» THE REQUEST:
Print all of the lines exactly. Any picture among them stays out.

» DATA PROVIDED:
--- Begin ---
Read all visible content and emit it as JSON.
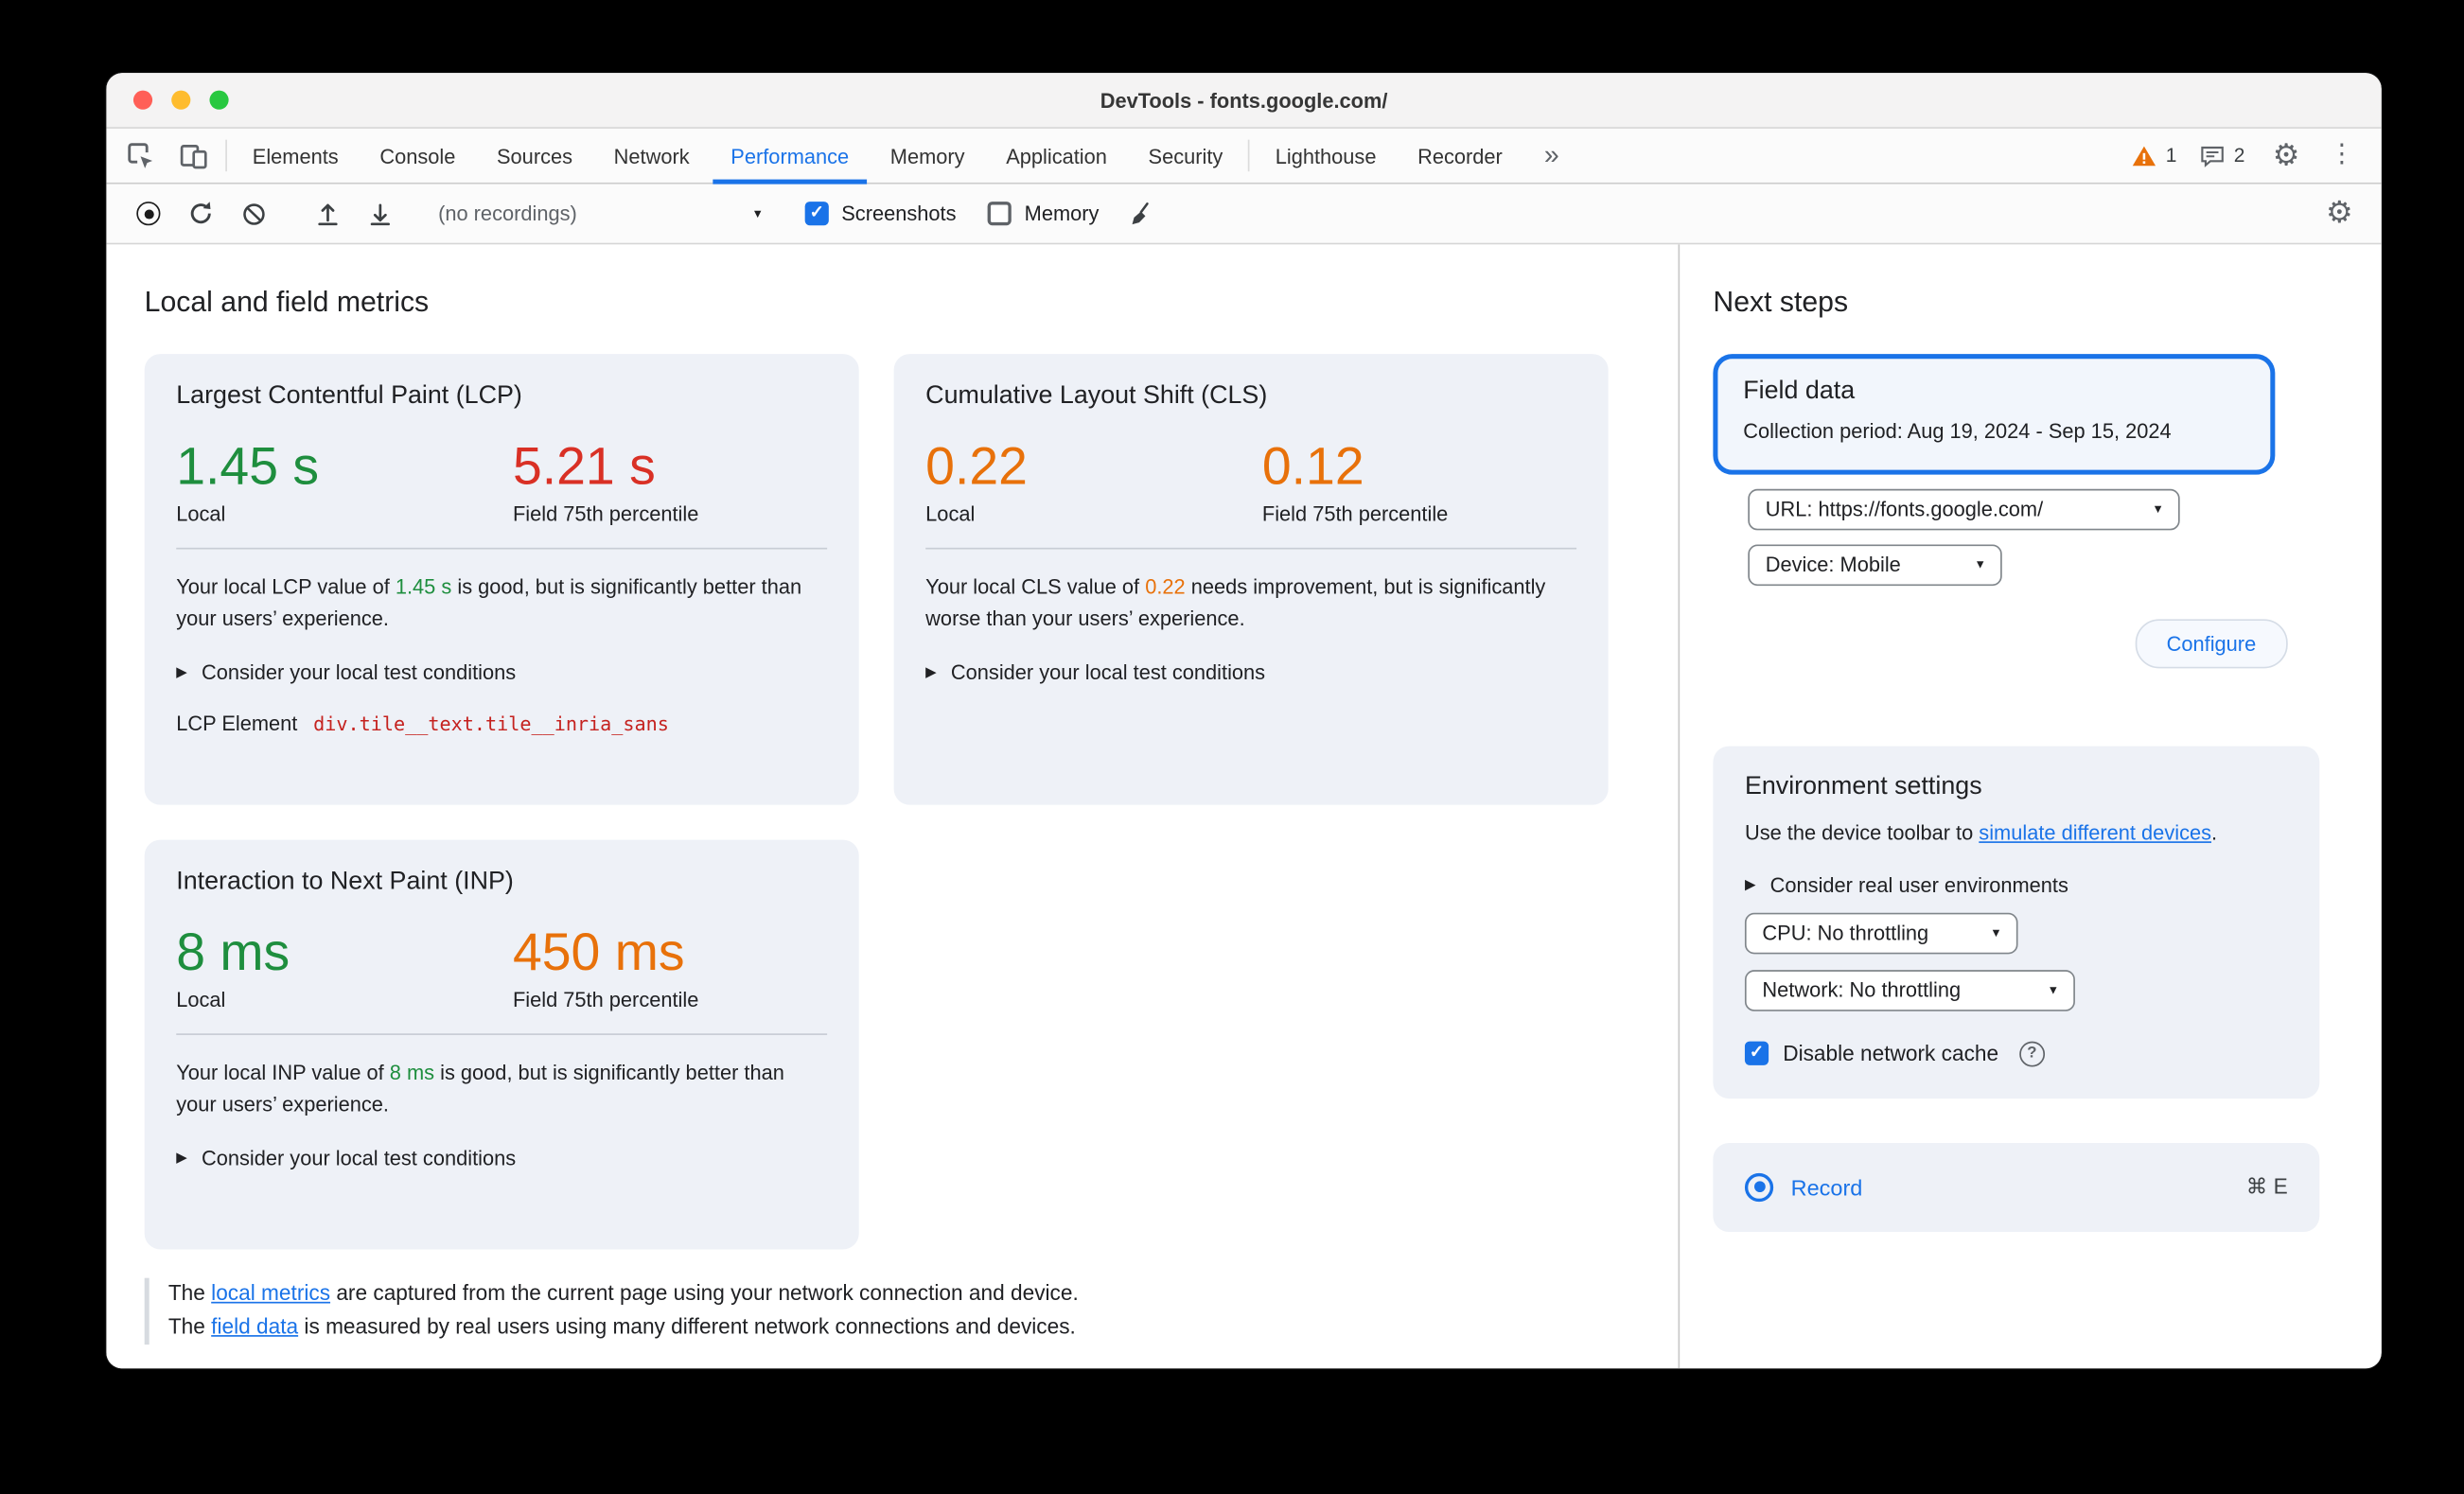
{
  "colors": {
    "accent": "#1a73e8",
    "good": "#1e8e3e",
    "poor": "#d93025",
    "needs_improvement": "#e8710a",
    "highlight_border": "#1a73e8"
  },
  "icons": {
    "check": "✓",
    "chevron": "▼",
    "disclosure": "▶",
    "gear": "⚙",
    "kebab": "⋮",
    "more_tabs": "»",
    "help": "?"
  },
  "window": {
    "title": "DevTools - fonts.google.com/"
  },
  "tabs": {
    "items": [
      "Elements",
      "Console",
      "Sources",
      "Network",
      "Performance",
      "Memory",
      "Application",
      "Security",
      "Lighthouse",
      "Recorder"
    ],
    "active": "Performance",
    "warning_count": "1",
    "message_count": "2"
  },
  "toolbar": {
    "recordings_label": "(no recordings)",
    "screenshots_label": "Screenshots",
    "memory_label": "Memory",
    "screenshots_checked": true,
    "memory_checked": false
  },
  "main": {
    "heading": "Local and field metrics",
    "cards": {
      "lcp": {
        "title": "Largest Contentful Paint (LCP)",
        "local_value": "1.45 s",
        "local_label": "Local",
        "field_value": "5.21 s",
        "field_label": "Field 75th percentile",
        "desc_pre": "Your local LCP value of ",
        "desc_value": "1.45 s",
        "desc_post": " is good, but is significantly better than your users’ experience.",
        "disclosure": "Consider your local test conditions",
        "element_label": "LCP Element",
        "element_value": "div.tile__text.tile__inria_sans"
      },
      "cls": {
        "title": "Cumulative Layout Shift (CLS)",
        "local_value": "0.22",
        "local_label": "Local",
        "field_value": "0.12",
        "field_label": "Field 75th percentile",
        "desc_pre": "Your local CLS value of ",
        "desc_value": "0.22",
        "desc_post": " needs improvement, but is significantly worse than your users’ experience.",
        "disclosure": "Consider your local test conditions"
      },
      "inp": {
        "title": "Interaction to Next Paint (INP)",
        "local_value": "8 ms",
        "local_label": "Local",
        "field_value": "450 ms",
        "field_label": "Field 75th percentile",
        "desc_pre": "Your local INP value of ",
        "desc_value": "8 ms",
        "desc_post": " is good, but is significantly better than your users’ experience.",
        "disclosure": "Consider your local test conditions"
      }
    },
    "footer": {
      "line1_pre": "The ",
      "line1_link": "local metrics",
      "line1_post": " are captured from the current page using your network connection and device.",
      "line2_pre": "The ",
      "line2_link": "field data",
      "line2_post": " is measured by real users using many different network connections and devices."
    }
  },
  "sidebar": {
    "heading": "Next steps",
    "field_data": {
      "title": "Field data",
      "collection_period": "Collection period: Aug 19, 2024 - Sep 15, 2024",
      "url_select": "URL: https://fonts.google.com/",
      "device_select": "Device: Mobile",
      "configure_label": "Configure"
    },
    "environment": {
      "title": "Environment settings",
      "desc_pre": "Use the device toolbar to ",
      "desc_link": "simulate different devices",
      "desc_post": ".",
      "disclosure": "Consider real user environments",
      "cpu_select": "CPU: No throttling",
      "network_select": "Network: No throttling",
      "cache_label": "Disable network cache"
    },
    "record": {
      "label": "Record",
      "shortcut": "⌘ E"
    }
  }
}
--- End ---
» THE RESPONSE:
Read all visible content and emit it as JSON.
{
  "colors": {
    "accent": "#1a73e8",
    "good": "#1e8e3e",
    "poor": "#d93025",
    "needs_improvement": "#e8710a",
    "highlight_border": "#1a73e8"
  },
  "icons": {
    "check": "✓",
    "chevron": "▼",
    "disclosure": "▶",
    "gear": "⚙",
    "kebab": "⋮",
    "more_tabs": "»",
    "help": "?"
  },
  "window": {
    "title": "DevTools - fonts.google.com/"
  },
  "tabs": {
    "items": [
      "Elements",
      "Console",
      "Sources",
      "Network",
      "Performance",
      "Memory",
      "Application",
      "Security",
      "Lighthouse",
      "Recorder"
    ],
    "active": "Performance",
    "warning_count": "1",
    "message_count": "2"
  },
  "toolbar": {
    "recordings_label": "(no recordings)",
    "screenshots_label": "Screenshots",
    "memory_label": "Memory",
    "screenshots_checked": true,
    "memory_checked": false
  },
  "main": {
    "heading": "Local and field metrics",
    "cards": {
      "lcp": {
        "title": "Largest Contentful Paint (LCP)",
        "local_value": "1.45 s",
        "local_label": "Local",
        "field_value": "5.21 s",
        "field_label": "Field 75th percentile",
        "desc_pre": "Your local LCP value of ",
        "desc_value": "1.45 s",
        "desc_post": " is good, but is significantly better than your users’ experience.",
        "disclosure": "Consider your local test conditions",
        "element_label": "LCP Element",
        "element_value": "div.tile__text.tile__inria_sans"
      },
      "cls": {
        "title": "Cumulative Layout Shift (CLS)",
        "local_value": "0.22",
        "local_label": "Local",
        "field_value": "0.12",
        "field_label": "Field 75th percentile",
        "desc_pre": "Your local CLS value of ",
        "desc_value": "0.22",
        "desc_post": " needs improvement, but is significantly worse than your users’ experience.",
        "disclosure": "Consider your local test conditions"
      },
      "inp": {
        "title": "Interaction to Next Paint (INP)",
        "local_value": "8 ms",
        "local_label": "Local",
        "field_value": "450 ms",
        "field_label": "Field 75th percentile",
        "desc_pre": "Your local INP value of ",
        "desc_value": "8 ms",
        "desc_post": " is good, but is significantly better than your users’ experience.",
        "disclosure": "Consider your local test conditions"
      }
    },
    "footer": {
      "line1_pre": "The ",
      "line1_link": "local metrics",
      "line1_post": " are captured from the current page using your network connection and device.",
      "line2_pre": "The ",
      "line2_link": "field data",
      "line2_post": " is measured by real users using many different network connections and devices."
    }
  },
  "sidebar": {
    "heading": "Next steps",
    "field_data": {
      "title": "Field data",
      "collection_period": "Collection period: Aug 19, 2024 - Sep 15, 2024",
      "url_select": "URL: https://fonts.google.com/",
      "device_select": "Device: Mobile",
      "configure_label": "Configure"
    },
    "environment": {
      "title": "Environment settings",
      "desc_pre": "Use the device toolbar to ",
      "desc_link": "simulate different devices",
      "desc_post": ".",
      "disclosure": "Consider real user environments",
      "cpu_select": "CPU: No throttling",
      "network_select": "Network: No throttling",
      "cache_label": "Disable network cache"
    },
    "record": {
      "label": "Record",
      "shortcut": "⌘ E"
    }
  }
}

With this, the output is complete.